Exercise directions: Every line that contains the word "точности" should be copied out.

Listed entries:
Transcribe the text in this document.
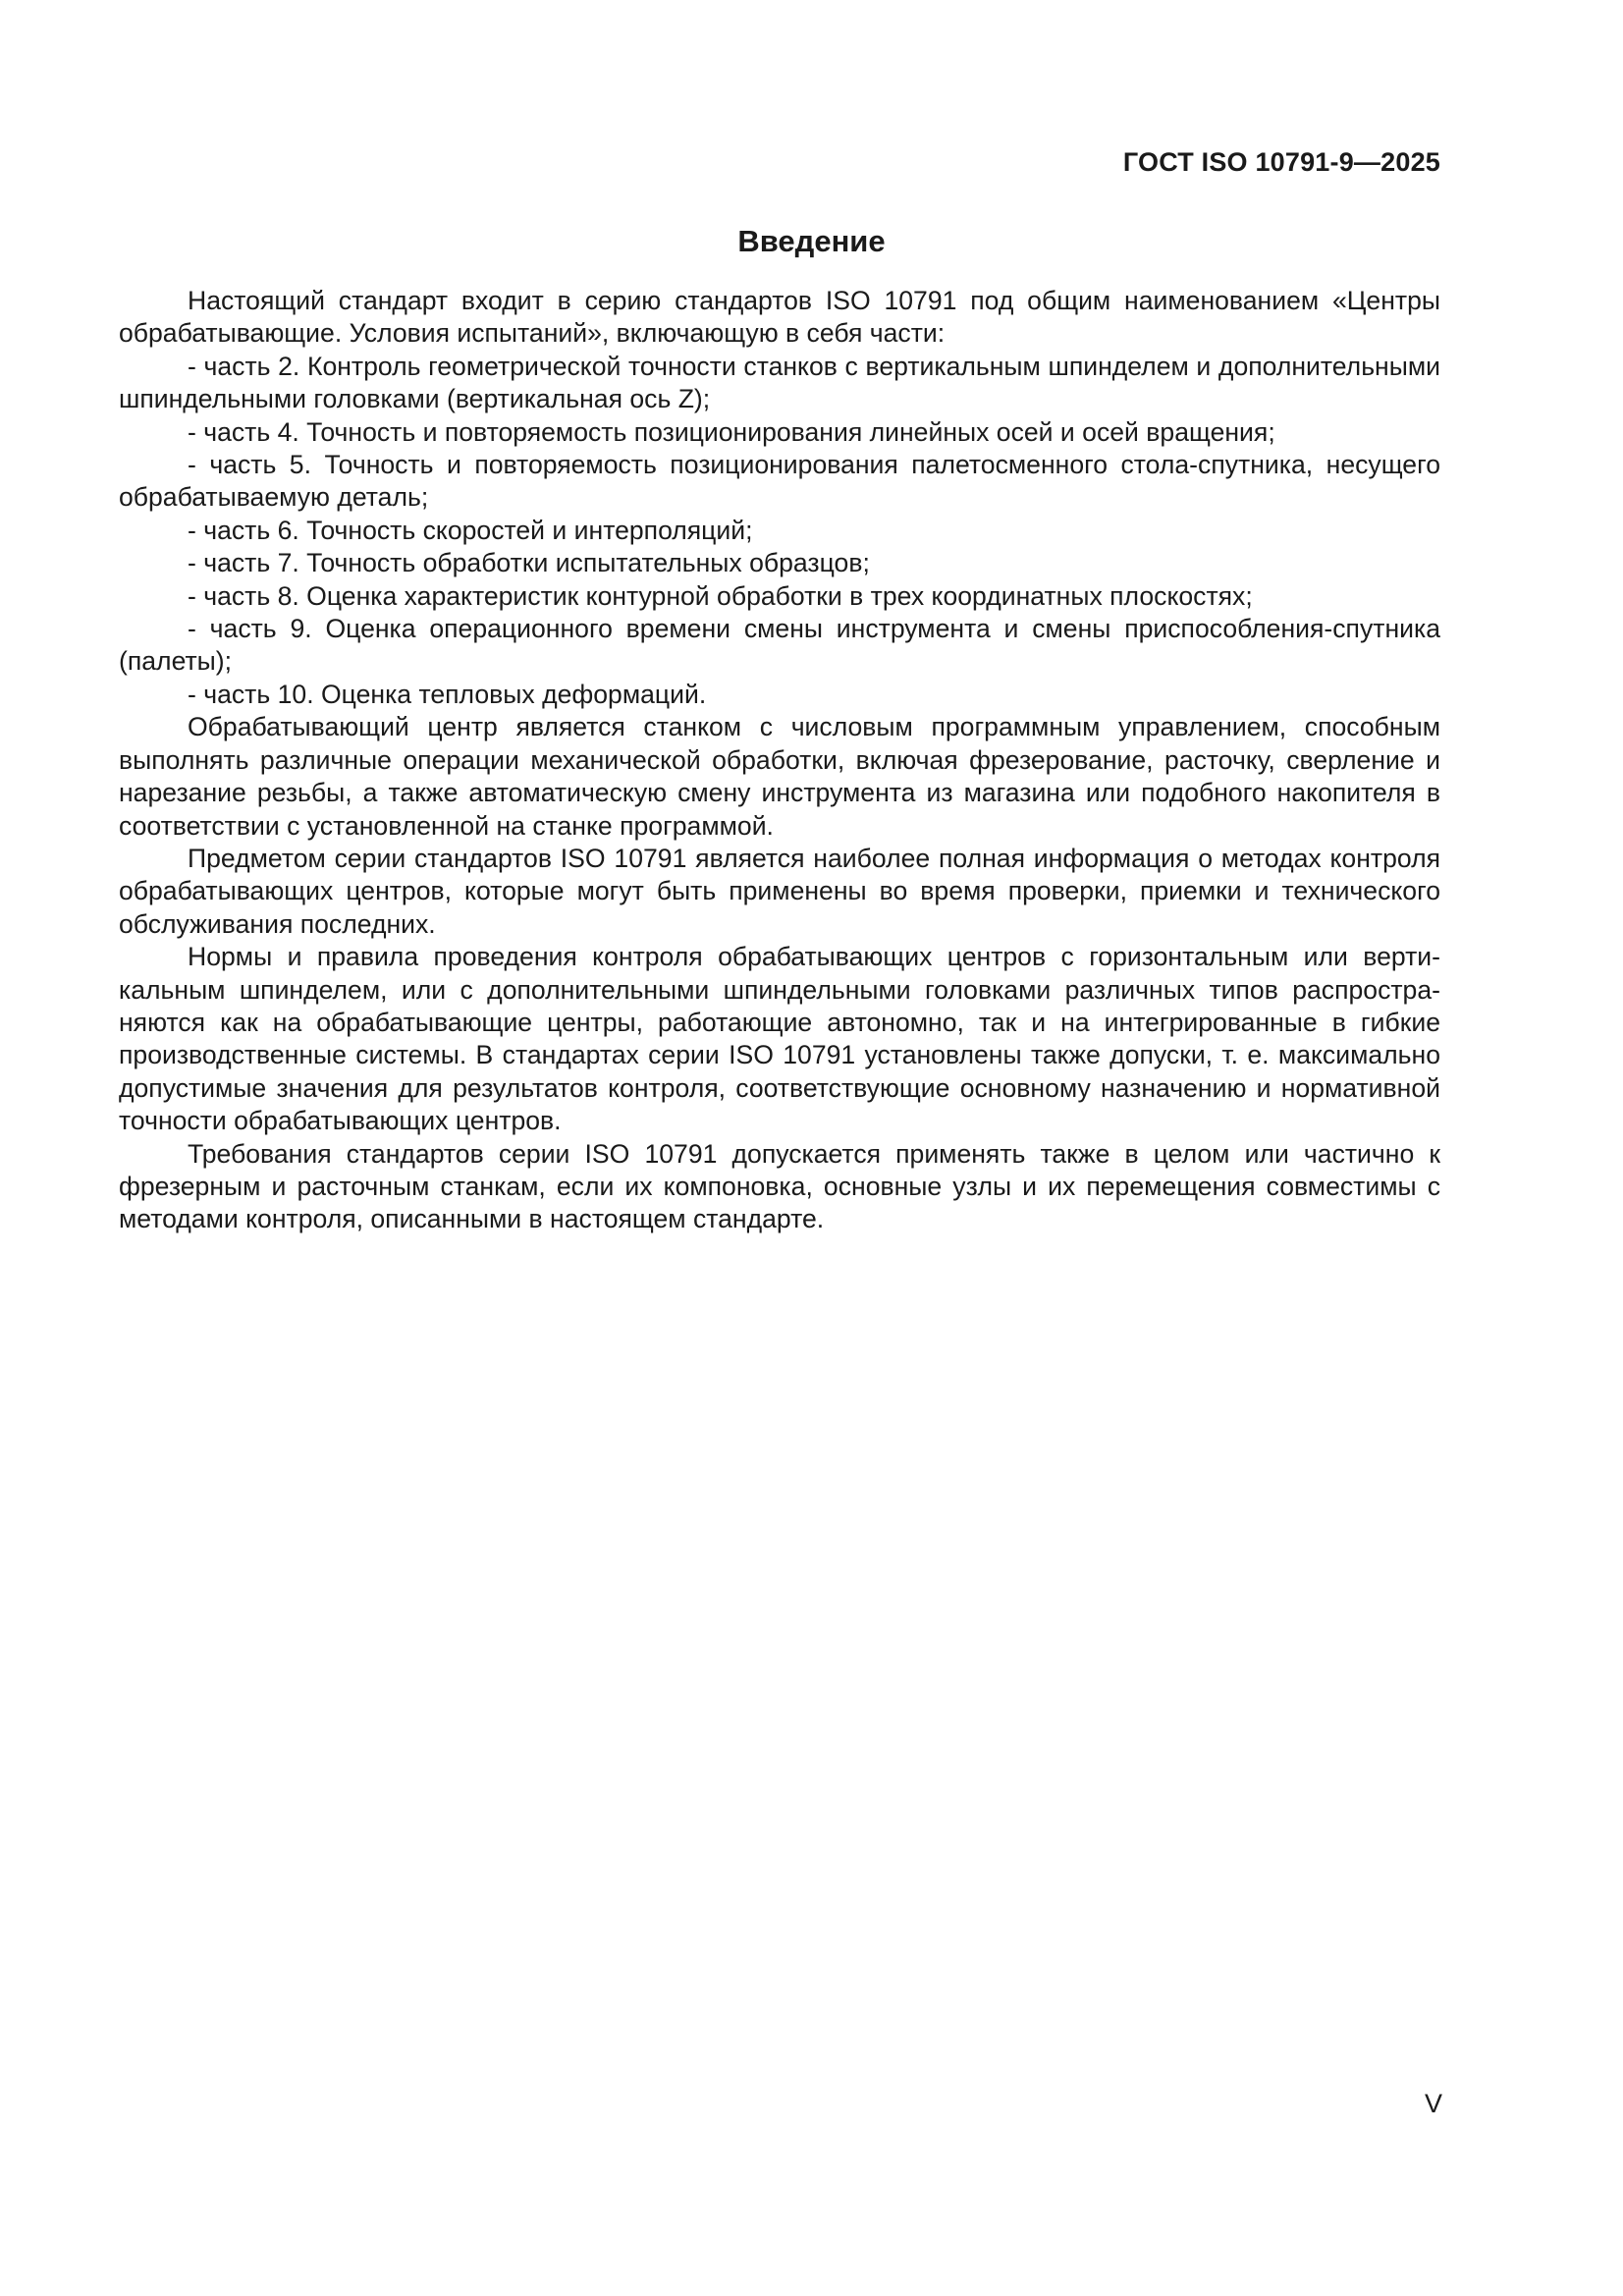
ГОСТ ISO 10791-9—2025
Введение

Настоящий стандарт входит в серию стандартов ISO 10791 под общим наименованием «Центры обрабатывающие. Условия испытаний», включающую в себя части:

- часть 2. Контроль геометрической точности станков с вертикальным шпинделем и дополнительными шпиндельными головками (вертикальная ось Z);

- часть 4. Точность и повторяемость позиционирования линейных осей и осей вращения;

- часть 5. Точность и повторяемость позиционирования палетосменного стола-спутника, несущего обрабатываемую деталь;

- часть 6. Точность скоростей и интерполяций;

- часть 7. Точность обработки испытательных образцов;

- часть 8. Оценка характеристик контурной обработки в трех координатных плоскостях;

- часть 9. Оценка операционного времени смены инструмента и смены приспособления-спутника (палеты);

- часть 10. Оценка тепловых деформаций.

Обрабатывающий центр является станком с числовым программным управлением, способным выполнять различные операции механической обработки, включая фрезерование, расточку, сверление и нарезание резьбы, а также автоматическую смену инструмента из магазина или подобного накопителя в соответствии с установленной на станке программой.

Предметом серии стандартов ISO 10791 является наиболее полная информация о методах контроля обрабатывающих центров, которые могут быть применены во время проверки, приемки и технического обслуживания последних.

Нормы и правила проведения контроля обрабатывающих центров с горизонтальным или вертикальным шпинделем, или с дополнительными шпиндельными головками различных типов распространяются как на обрабатывающие центры, работающие автономно, так и на интегрированные в гибкие производственные системы. В стандартах серии ISO 10791 установлены также допуски, т. е. максимально допустимые значения для результатов контроля, соответствующие основному назначению и нормативной точности обрабатывающих центров.

Требования стандартов серии ISO 10791 допускается применять также в целом или частично к фрезерным и расточным станкам, если их компоновка, основные узлы и их перемещения совместимы с методами контроля, описанными в настоящем стандарте.

V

Response:
- часть 2. Контроль геометрической точности станков с вертикальным шпинделем и дополнительными шпиндельными головками (вертикальная ось Z);
Нормы и правила проведения контроля обрабатывающих центров с горизонтальным или вертикальным шпинделем, или с дополнительными шпиндельными головками различных типов распространяются как на обрабатывающие центры, работающие автономно, так и на интегрированные в гибкие производственные системы. В стандартах серии ISO 10791 установлены также допуски, т. е. максимально допустимые значения для результатов контроля, соответствующие основному назначению и нормативной точности обрабатывающих центров.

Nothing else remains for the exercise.